#### Task directions:
Identify every line containing the word "rozporządzenia" and reproduce each one.

::::

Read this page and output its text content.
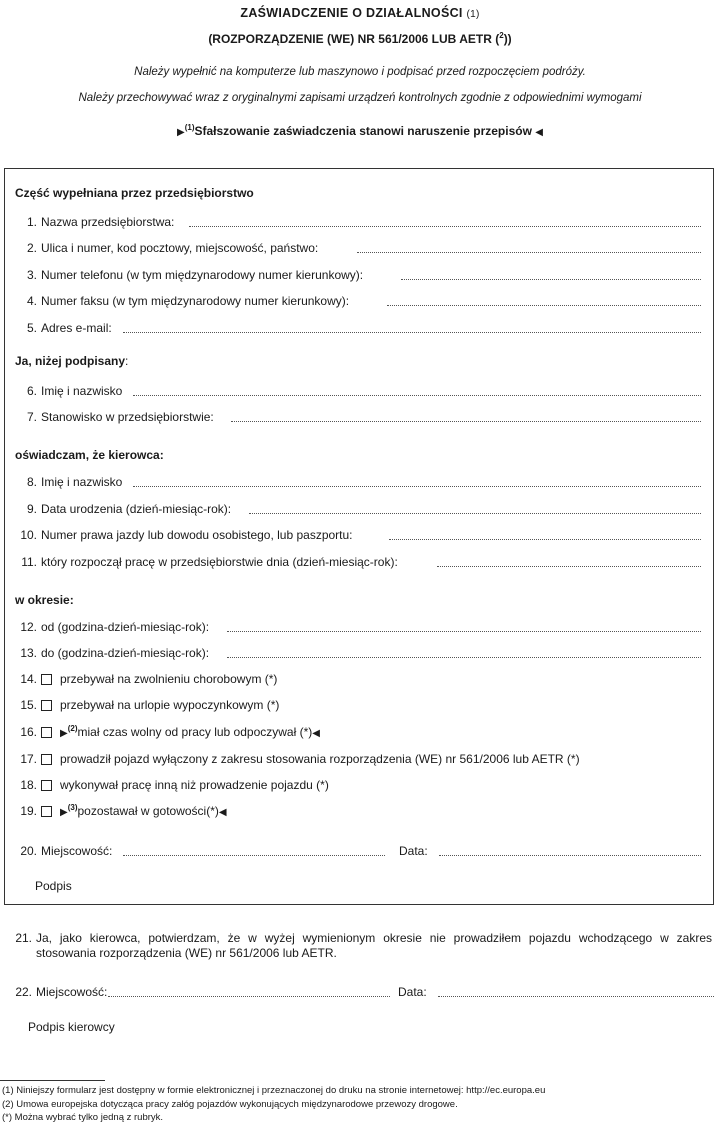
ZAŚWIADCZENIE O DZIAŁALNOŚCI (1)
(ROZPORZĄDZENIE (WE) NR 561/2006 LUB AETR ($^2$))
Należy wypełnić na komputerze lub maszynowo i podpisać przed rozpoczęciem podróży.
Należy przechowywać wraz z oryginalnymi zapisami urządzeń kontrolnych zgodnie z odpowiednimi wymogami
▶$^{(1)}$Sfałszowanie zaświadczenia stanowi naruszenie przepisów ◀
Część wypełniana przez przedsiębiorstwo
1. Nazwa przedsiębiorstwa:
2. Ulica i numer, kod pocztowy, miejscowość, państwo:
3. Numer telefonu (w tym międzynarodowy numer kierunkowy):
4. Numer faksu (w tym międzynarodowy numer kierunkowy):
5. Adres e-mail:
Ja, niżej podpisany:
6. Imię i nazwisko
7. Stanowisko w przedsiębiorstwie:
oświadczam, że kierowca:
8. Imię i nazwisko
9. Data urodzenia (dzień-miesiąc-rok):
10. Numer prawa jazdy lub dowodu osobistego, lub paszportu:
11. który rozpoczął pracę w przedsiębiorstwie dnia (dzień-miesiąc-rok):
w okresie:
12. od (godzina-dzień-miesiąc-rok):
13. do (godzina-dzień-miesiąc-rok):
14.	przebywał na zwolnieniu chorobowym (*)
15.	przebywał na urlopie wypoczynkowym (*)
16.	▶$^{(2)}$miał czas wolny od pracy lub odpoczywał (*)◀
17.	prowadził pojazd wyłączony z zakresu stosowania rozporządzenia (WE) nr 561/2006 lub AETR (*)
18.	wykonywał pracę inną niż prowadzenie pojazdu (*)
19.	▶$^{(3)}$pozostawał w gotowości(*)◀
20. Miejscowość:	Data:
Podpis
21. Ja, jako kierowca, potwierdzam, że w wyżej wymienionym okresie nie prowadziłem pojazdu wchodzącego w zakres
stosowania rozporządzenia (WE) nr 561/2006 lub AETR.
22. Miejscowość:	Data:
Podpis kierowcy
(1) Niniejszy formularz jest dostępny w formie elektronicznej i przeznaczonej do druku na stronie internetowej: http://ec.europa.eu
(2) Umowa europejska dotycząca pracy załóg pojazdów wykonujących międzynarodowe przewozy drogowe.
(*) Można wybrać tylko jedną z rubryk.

::::

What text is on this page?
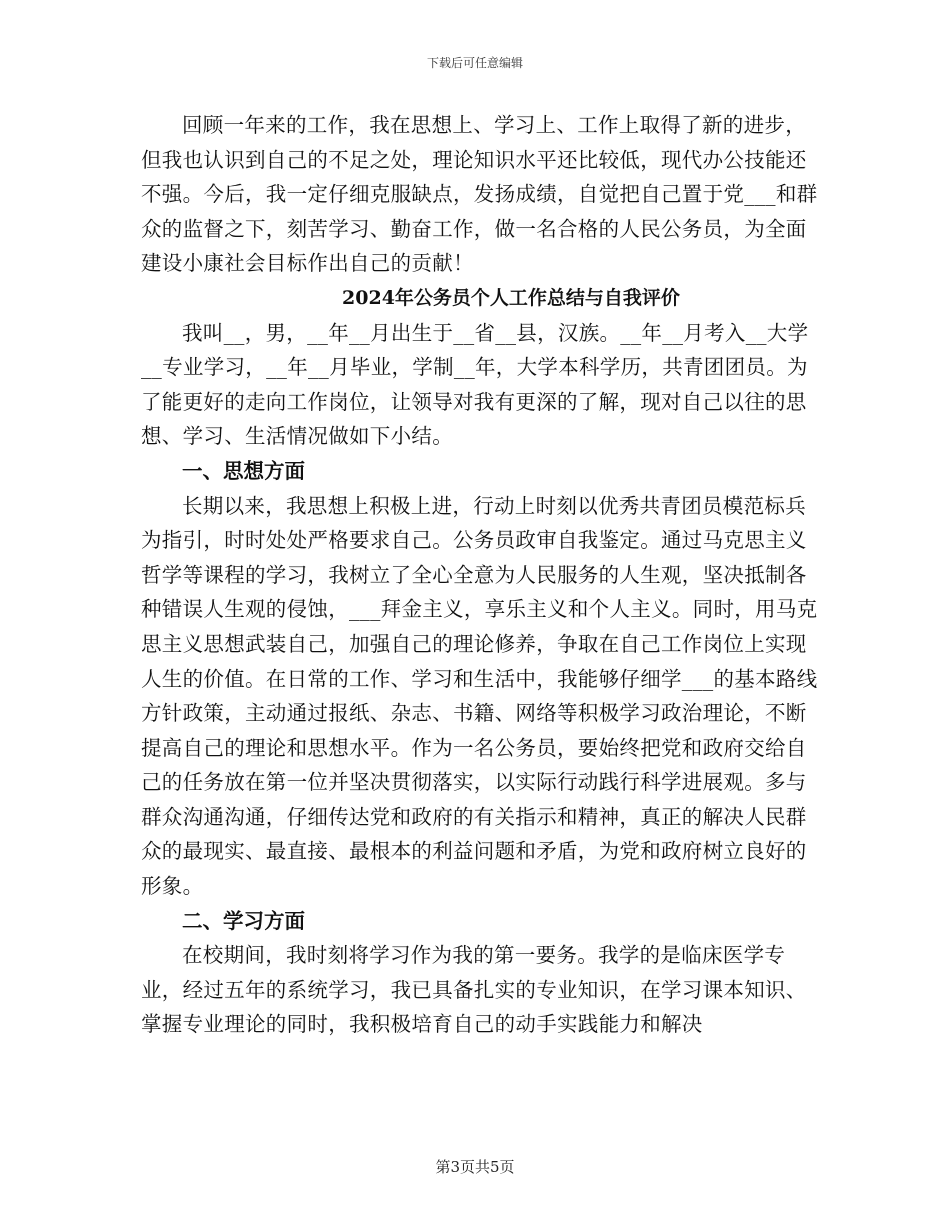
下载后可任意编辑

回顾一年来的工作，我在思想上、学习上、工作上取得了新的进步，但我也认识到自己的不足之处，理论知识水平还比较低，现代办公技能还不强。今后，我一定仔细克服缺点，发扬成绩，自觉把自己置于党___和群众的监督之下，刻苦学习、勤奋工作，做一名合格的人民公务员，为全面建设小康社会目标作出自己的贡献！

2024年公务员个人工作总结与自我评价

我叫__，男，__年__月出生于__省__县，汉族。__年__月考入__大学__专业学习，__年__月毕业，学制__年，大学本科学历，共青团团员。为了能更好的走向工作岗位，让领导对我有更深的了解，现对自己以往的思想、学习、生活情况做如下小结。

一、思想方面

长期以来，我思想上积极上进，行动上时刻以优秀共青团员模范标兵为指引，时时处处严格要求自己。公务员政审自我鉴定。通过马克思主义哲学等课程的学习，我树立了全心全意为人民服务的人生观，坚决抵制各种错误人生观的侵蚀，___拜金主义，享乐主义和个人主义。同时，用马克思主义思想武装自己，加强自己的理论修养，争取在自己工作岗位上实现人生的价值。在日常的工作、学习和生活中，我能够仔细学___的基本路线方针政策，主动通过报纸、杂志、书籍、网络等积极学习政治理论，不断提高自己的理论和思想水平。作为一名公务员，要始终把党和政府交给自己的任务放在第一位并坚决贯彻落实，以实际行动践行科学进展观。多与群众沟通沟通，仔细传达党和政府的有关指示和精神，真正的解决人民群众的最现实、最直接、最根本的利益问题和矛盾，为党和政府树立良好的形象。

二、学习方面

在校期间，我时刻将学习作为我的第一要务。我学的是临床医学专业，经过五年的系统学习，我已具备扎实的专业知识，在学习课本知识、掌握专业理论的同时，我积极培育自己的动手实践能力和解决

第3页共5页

::::

#### Exercise solution:
17.	prowadził pojazd wyłączony z zakresu stosowania rozporządzenia (WE) nr 561/2006 lub AETR (*)
stosowania rozporządzenia (WE) nr 561/2006 lub AETR.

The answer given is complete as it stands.